# [Task brief]
Identify all lines of the data containing the string "this" and copy them.

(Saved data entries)
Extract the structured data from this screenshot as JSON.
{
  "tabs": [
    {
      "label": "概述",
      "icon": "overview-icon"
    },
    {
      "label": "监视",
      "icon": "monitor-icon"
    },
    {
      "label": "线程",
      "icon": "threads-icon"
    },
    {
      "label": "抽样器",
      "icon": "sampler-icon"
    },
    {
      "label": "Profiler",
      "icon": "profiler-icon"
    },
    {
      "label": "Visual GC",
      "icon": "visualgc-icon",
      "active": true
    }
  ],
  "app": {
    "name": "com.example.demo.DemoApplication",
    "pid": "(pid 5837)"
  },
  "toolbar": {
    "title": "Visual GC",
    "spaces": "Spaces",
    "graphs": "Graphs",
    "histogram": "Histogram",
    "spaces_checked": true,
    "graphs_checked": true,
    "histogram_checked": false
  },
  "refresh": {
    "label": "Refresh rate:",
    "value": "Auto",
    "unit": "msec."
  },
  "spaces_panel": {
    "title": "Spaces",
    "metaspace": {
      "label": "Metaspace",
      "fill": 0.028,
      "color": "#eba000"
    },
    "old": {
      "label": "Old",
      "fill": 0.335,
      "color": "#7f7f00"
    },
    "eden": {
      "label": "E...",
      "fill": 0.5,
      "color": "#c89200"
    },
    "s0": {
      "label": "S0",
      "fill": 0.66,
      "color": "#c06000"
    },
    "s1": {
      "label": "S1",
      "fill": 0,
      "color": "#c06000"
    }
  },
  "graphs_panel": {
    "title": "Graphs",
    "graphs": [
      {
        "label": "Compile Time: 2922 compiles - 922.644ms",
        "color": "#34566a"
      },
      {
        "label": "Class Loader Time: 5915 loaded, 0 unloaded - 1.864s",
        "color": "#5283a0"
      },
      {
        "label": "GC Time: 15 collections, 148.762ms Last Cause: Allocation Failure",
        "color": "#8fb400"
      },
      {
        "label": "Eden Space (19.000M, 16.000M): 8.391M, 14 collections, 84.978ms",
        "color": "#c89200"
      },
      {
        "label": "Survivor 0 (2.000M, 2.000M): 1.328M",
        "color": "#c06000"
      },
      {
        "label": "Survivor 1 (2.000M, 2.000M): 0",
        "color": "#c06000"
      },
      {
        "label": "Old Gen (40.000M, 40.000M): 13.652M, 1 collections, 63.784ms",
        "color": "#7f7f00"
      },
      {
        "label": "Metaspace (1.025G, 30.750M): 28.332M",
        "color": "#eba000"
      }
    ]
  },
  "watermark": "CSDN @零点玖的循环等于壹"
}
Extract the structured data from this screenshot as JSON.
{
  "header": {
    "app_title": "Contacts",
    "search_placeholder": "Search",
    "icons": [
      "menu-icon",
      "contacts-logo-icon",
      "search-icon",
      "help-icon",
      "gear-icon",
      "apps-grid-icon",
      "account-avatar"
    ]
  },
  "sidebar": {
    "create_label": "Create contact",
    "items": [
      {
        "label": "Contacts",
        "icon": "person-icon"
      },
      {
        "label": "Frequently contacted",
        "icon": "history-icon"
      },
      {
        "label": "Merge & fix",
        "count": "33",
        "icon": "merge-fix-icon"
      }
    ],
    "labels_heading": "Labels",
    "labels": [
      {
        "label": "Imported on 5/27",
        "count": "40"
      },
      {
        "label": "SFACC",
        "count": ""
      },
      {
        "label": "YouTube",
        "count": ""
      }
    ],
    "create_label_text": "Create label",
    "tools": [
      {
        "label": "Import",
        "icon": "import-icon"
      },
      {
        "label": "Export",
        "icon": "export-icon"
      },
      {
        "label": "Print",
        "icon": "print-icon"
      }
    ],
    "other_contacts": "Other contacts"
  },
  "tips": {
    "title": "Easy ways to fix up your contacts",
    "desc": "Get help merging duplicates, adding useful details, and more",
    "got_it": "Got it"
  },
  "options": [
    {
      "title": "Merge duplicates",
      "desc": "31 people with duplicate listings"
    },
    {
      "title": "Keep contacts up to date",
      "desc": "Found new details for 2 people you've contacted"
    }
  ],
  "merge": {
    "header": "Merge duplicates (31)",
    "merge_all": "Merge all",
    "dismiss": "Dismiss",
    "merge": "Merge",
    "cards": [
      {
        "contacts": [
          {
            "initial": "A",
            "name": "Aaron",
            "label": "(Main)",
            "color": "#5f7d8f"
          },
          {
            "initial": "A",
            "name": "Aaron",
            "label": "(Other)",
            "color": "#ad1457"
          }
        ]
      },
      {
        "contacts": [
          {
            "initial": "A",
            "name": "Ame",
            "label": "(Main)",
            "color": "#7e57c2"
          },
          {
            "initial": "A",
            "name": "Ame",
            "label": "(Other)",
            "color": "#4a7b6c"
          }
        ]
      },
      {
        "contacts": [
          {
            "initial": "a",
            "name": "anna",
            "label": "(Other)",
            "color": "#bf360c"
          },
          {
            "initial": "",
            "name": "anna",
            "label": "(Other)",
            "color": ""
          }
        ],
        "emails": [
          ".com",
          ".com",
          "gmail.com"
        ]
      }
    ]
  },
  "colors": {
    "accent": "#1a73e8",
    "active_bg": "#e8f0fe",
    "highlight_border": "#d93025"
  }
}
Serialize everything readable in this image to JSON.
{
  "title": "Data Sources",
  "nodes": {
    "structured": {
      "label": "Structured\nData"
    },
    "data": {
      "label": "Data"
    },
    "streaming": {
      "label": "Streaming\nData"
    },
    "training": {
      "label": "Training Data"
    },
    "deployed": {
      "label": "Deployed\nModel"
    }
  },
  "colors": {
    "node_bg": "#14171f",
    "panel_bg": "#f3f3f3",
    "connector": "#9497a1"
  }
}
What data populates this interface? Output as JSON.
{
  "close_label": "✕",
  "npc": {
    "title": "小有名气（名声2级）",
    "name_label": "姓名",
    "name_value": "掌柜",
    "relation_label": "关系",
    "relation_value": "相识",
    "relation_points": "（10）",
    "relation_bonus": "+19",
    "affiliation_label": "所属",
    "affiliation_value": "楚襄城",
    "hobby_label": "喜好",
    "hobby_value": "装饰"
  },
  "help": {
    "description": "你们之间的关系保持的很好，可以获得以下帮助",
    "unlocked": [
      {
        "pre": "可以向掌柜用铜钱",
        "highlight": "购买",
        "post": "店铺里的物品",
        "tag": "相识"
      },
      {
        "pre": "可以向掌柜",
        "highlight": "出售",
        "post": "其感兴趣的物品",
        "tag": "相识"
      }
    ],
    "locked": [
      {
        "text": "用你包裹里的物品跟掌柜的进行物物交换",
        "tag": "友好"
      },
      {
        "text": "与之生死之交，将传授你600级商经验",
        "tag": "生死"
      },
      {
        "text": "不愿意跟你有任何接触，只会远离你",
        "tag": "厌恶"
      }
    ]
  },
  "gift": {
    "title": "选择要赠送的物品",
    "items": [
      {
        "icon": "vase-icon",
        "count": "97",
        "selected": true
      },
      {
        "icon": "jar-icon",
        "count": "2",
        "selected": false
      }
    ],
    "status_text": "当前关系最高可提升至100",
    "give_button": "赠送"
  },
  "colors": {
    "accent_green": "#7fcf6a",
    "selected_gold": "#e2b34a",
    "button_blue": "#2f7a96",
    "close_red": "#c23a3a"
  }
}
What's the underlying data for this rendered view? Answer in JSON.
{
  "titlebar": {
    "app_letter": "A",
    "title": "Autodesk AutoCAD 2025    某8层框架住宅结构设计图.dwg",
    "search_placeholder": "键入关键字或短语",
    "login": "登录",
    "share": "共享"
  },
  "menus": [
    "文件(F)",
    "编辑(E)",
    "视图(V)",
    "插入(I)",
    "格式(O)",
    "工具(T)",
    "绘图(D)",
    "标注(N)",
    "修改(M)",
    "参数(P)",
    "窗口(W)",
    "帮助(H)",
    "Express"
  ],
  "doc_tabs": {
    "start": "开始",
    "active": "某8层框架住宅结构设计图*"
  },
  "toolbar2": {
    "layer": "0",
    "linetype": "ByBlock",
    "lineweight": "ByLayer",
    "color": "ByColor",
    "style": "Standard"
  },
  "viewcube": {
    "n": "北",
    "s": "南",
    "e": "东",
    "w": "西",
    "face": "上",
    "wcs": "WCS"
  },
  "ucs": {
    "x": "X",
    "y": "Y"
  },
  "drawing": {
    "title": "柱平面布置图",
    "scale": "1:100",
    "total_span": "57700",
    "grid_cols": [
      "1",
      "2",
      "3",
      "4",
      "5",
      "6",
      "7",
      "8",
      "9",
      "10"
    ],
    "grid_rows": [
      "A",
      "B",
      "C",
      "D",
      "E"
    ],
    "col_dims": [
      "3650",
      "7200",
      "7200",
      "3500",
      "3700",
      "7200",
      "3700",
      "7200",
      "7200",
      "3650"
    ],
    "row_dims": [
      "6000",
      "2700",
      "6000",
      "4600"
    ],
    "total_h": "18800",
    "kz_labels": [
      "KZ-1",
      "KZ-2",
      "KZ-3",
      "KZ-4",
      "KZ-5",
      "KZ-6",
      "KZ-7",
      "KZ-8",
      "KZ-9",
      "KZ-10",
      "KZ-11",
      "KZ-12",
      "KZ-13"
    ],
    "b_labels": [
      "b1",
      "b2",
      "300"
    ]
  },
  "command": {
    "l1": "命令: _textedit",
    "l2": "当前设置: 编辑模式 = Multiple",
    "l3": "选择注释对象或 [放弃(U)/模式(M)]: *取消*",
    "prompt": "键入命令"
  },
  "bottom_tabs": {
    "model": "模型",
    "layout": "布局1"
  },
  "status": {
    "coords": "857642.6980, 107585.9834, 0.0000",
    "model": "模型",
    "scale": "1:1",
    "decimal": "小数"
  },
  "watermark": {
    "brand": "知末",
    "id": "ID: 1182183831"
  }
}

# [Expected answer]
Extract the structured data from this screenshot as JSON.
Extract the structured data from this screenshot as JSON.
Serialize everything readable in this image to JSON.
What data populates this interface? Output as JSON.
What's the underlying data for this rendered view? Answer in JSON.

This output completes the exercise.